• Given instruction: Write out the material exactly. Do not include the pictures.
··· Listing ···
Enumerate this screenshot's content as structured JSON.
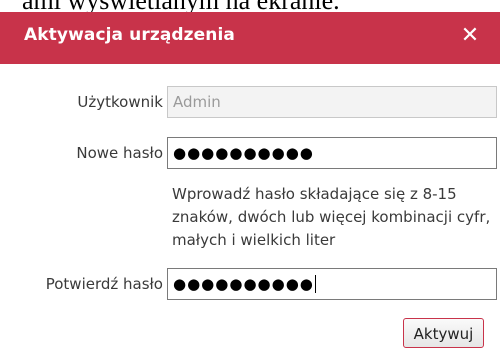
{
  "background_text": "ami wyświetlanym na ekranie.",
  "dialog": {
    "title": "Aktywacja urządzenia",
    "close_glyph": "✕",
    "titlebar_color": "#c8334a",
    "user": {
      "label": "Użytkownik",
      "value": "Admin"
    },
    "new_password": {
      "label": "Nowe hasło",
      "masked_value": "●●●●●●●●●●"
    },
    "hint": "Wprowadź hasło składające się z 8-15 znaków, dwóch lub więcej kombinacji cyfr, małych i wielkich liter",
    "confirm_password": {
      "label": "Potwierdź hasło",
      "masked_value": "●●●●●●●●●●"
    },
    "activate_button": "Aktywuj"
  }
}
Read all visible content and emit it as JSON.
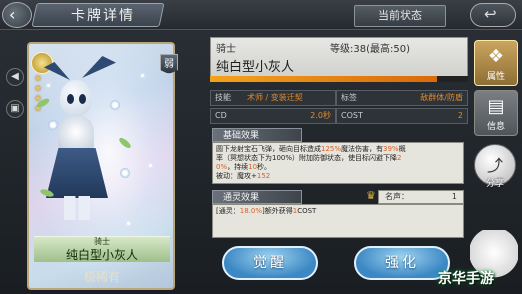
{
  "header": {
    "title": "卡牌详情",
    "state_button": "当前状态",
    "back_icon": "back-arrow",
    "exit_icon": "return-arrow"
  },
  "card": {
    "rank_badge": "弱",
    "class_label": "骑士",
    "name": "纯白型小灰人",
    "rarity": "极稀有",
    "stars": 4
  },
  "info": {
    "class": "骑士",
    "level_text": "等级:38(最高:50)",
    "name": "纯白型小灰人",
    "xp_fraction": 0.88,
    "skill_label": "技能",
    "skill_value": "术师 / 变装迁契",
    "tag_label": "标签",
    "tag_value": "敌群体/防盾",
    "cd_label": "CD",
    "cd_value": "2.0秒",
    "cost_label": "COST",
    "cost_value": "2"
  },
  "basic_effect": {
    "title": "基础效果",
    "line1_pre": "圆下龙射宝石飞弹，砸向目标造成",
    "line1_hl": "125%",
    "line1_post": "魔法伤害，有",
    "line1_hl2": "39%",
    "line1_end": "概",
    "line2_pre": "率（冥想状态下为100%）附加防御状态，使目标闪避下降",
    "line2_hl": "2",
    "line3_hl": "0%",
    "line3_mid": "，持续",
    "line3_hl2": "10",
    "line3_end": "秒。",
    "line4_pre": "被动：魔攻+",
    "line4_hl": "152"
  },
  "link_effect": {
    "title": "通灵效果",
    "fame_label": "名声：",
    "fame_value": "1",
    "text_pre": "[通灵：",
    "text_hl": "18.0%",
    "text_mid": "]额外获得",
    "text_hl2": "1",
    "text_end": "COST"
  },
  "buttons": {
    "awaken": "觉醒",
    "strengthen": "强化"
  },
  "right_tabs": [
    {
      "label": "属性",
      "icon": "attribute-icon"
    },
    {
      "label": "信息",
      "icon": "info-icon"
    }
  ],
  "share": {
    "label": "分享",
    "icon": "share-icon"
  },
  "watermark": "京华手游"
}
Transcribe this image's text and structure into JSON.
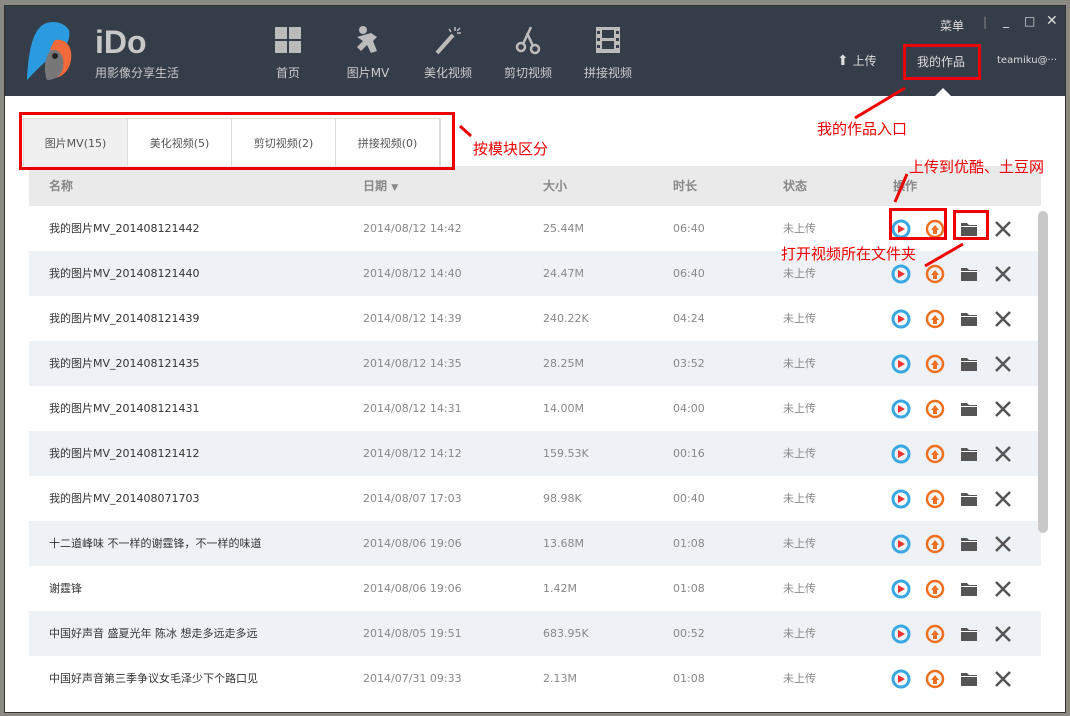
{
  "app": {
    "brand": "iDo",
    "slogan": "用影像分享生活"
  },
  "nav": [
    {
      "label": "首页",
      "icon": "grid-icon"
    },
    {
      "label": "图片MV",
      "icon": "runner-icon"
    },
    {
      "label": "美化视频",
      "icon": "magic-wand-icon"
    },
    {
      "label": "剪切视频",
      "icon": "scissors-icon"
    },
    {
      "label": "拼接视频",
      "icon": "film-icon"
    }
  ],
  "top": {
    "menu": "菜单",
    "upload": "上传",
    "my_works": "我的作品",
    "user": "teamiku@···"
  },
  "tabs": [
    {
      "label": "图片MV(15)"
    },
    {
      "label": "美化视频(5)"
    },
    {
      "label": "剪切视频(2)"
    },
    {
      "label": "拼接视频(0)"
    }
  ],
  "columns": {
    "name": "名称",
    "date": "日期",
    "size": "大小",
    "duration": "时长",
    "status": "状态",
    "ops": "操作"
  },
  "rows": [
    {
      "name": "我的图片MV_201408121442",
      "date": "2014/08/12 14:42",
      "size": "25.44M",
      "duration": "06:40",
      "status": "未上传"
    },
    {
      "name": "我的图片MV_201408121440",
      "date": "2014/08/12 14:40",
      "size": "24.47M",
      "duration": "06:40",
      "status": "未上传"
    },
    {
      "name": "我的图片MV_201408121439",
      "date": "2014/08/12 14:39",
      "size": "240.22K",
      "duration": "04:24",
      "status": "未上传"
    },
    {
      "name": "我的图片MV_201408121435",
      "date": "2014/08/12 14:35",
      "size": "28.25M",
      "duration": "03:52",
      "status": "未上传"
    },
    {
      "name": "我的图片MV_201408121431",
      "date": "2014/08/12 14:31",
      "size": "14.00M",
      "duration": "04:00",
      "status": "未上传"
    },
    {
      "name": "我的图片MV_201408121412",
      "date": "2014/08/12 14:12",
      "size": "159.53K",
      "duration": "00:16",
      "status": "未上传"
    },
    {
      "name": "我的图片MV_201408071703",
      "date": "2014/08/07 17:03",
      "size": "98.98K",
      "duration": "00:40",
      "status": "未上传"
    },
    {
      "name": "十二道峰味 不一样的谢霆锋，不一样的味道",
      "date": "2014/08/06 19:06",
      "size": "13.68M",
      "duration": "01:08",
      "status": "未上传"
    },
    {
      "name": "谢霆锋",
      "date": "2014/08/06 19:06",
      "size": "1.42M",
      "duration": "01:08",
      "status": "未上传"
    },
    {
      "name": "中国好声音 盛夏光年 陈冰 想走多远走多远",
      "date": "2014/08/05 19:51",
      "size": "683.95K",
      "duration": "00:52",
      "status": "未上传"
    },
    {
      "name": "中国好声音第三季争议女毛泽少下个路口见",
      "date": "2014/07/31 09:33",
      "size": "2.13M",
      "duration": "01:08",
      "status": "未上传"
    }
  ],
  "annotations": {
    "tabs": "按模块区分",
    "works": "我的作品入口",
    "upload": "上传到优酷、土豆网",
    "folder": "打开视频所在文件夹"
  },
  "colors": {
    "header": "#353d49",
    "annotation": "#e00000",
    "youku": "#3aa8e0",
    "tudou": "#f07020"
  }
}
···
• Completed exercise:
Enumerate this screenshot's content as structured JSON.
{
  "background_text": "ami wyświetlanym na ekranie.",
  "dialog": {
    "title": "Aktywacja urządzenia",
    "close_glyph": "✕",
    "titlebar_color": "#c8334a",
    "user": {
      "label": "Użytkownik",
      "value": "Admin"
    },
    "new_password": {
      "label": "Nowe hasło",
      "masked_value": "●●●●●●●●●●"
    },
    "hint": "Wprowadź hasło składające się z 8-15 znaków, dwóch lub więcej kombinacji cyfr, małych i wielkich liter",
    "confirm_password": {
      "label": "Potwierdź hasło",
      "masked_value": "●●●●●●●●●●"
    },
    "activate_button": "Aktywuj"
  }
}
Read all visible content and emit it as JSON.
{
  "header": {
    "title": "卡牌详情",
    "state_button": "当前状态",
    "back_icon": "back-arrow",
    "exit_icon": "return-arrow"
  },
  "card": {
    "rank_badge": "弱",
    "class_label": "骑士",
    "name": "纯白型小灰人",
    "rarity": "极稀有",
    "stars": 4
  },
  "info": {
    "class": "骑士",
    "level_text": "等级:38(最高:50)",
    "name": "纯白型小灰人",
    "xp_fraction": 0.88,
    "skill_label": "技能",
    "skill_value": "术师 / 变装迁契",
    "tag_label": "标签",
    "tag_value": "敌群体/防盾",
    "cd_label": "CD",
    "cd_value": "2.0秒",
    "cost_label": "COST",
    "cost_value": "2"
  },
  "basic_effect": {
    "title": "基础效果",
    "line1_pre": "圆下龙射宝石飞弹，砸向目标造成",
    "line1_hl": "125%",
    "line1_post": "魔法伤害，有",
    "line1_hl2": "39%",
    "line1_end": "概",
    "line2_pre": "率（冥想状态下为100%）附加防御状态，使目标闪避下降",
    "line2_hl": "2",
    "line3_hl": "0%",
    "line3_mid": "，持续",
    "line3_hl2": "10",
    "line3_end": "秒。",
    "line4_pre": "被动：魔攻+",
    "line4_hl": "152"
  },
  "link_effect": {
    "title": "通灵效果",
    "fame_label": "名声：",
    "fame_value": "1",
    "text_pre": "[通灵：",
    "text_hl": "18.0%",
    "text_mid": "]额外获得",
    "text_hl2": "1",
    "text_end": "COST"
  },
  "buttons": {
    "awaken": "觉醒",
    "strengthen": "强化"
  },
  "right_tabs": [
    {
      "label": "属性",
      "icon": "attribute-icon"
    },
    {
      "label": "信息",
      "icon": "info-icon"
    }
  ],
  "share": {
    "label": "分享",
    "icon": "share-icon"
  },
  "watermark": "京华手游"
}
Transcribe this image's text and structure into JSON.
{
  "app": {
    "brand": "iDo",
    "slogan": "用影像分享生活"
  },
  "nav": [
    {
      "label": "首页",
      "icon": "grid-icon"
    },
    {
      "label": "图片MV",
      "icon": "runner-icon"
    },
    {
      "label": "美化视频",
      "icon": "magic-wand-icon"
    },
    {
      "label": "剪切视频",
      "icon": "scissors-icon"
    },
    {
      "label": "拼接视频",
      "icon": "film-icon"
    }
  ],
  "top": {
    "menu": "菜单",
    "upload": "上传",
    "my_works": "我的作品",
    "user": "teamiku@···"
  },
  "tabs": [
    {
      "label": "图片MV(15)"
    },
    {
      "label": "美化视频(5)"
    },
    {
      "label": "剪切视频(2)"
    },
    {
      "label": "拼接视频(0)"
    }
  ],
  "columns": {
    "name": "名称",
    "date": "日期",
    "size": "大小",
    "duration": "时长",
    "status": "状态",
    "ops": "操作"
  },
  "rows": [
    {
      "name": "我的图片MV_201408121442",
      "date": "2014/08/12 14:42",
      "size": "25.44M",
      "duration": "06:40",
      "status": "未上传"
    },
    {
      "name": "我的图片MV_201408121440",
      "date": "2014/08/12 14:40",
      "size": "24.47M",
      "duration": "06:40",
      "status": "未上传"
    },
    {
      "name": "我的图片MV_201408121439",
      "date": "2014/08/12 14:39",
      "size": "240.22K",
      "duration": "04:24",
      "status": "未上传"
    },
    {
      "name": "我的图片MV_201408121435",
      "date": "2014/08/12 14:35",
      "size": "28.25M",
      "duration": "03:52",
      "status": "未上传"
    },
    {
      "name": "我的图片MV_201408121431",
      "date": "2014/08/12 14:31",
      "size": "14.00M",
      "duration": "04:00",
      "status": "未上传"
    },
    {
      "name": "我的图片MV_201408121412",
      "date": "2014/08/12 14:12",
      "size": "159.53K",
      "duration": "00:16",
      "status": "未上传"
    },
    {
      "name": "我的图片MV_201408071703",
      "date": "2014/08/07 17:03",
      "size": "98.98K",
      "duration": "00:40",
      "status": "未上传"
    },
    {
      "name": "十二道峰味 不一样的谢霆锋，不一样的味道",
      "date": "2014/08/06 19:06",
      "size": "13.68M",
      "duration": "01:08",
      "status": "未上传"
    },
    {
      "name": "谢霆锋",
      "date": "2014/08/06 19:06",
      "size": "1.42M",
      "duration": "01:08",
      "status": "未上传"
    },
    {
      "name": "中国好声音 盛夏光年 陈冰 想走多远走多远",
      "date": "2014/08/05 19:51",
      "size": "683.95K",
      "duration": "00:52",
      "status": "未上传"
    },
    {
      "name": "中国好声音第三季争议女毛泽少下个路口见",
      "date": "2014/07/31 09:33",
      "size": "2.13M",
      "duration": "01:08",
      "status": "未上传"
    }
  ],
  "annotations": {
    "tabs": "按模块区分",
    "works": "我的作品入口",
    "upload": "上传到优酷、土豆网",
    "folder": "打开视频所在文件夹"
  },
  "colors": {
    "header": "#353d49",
    "annotation": "#e00000",
    "youku": "#3aa8e0",
    "tudou": "#f07020"
  }
}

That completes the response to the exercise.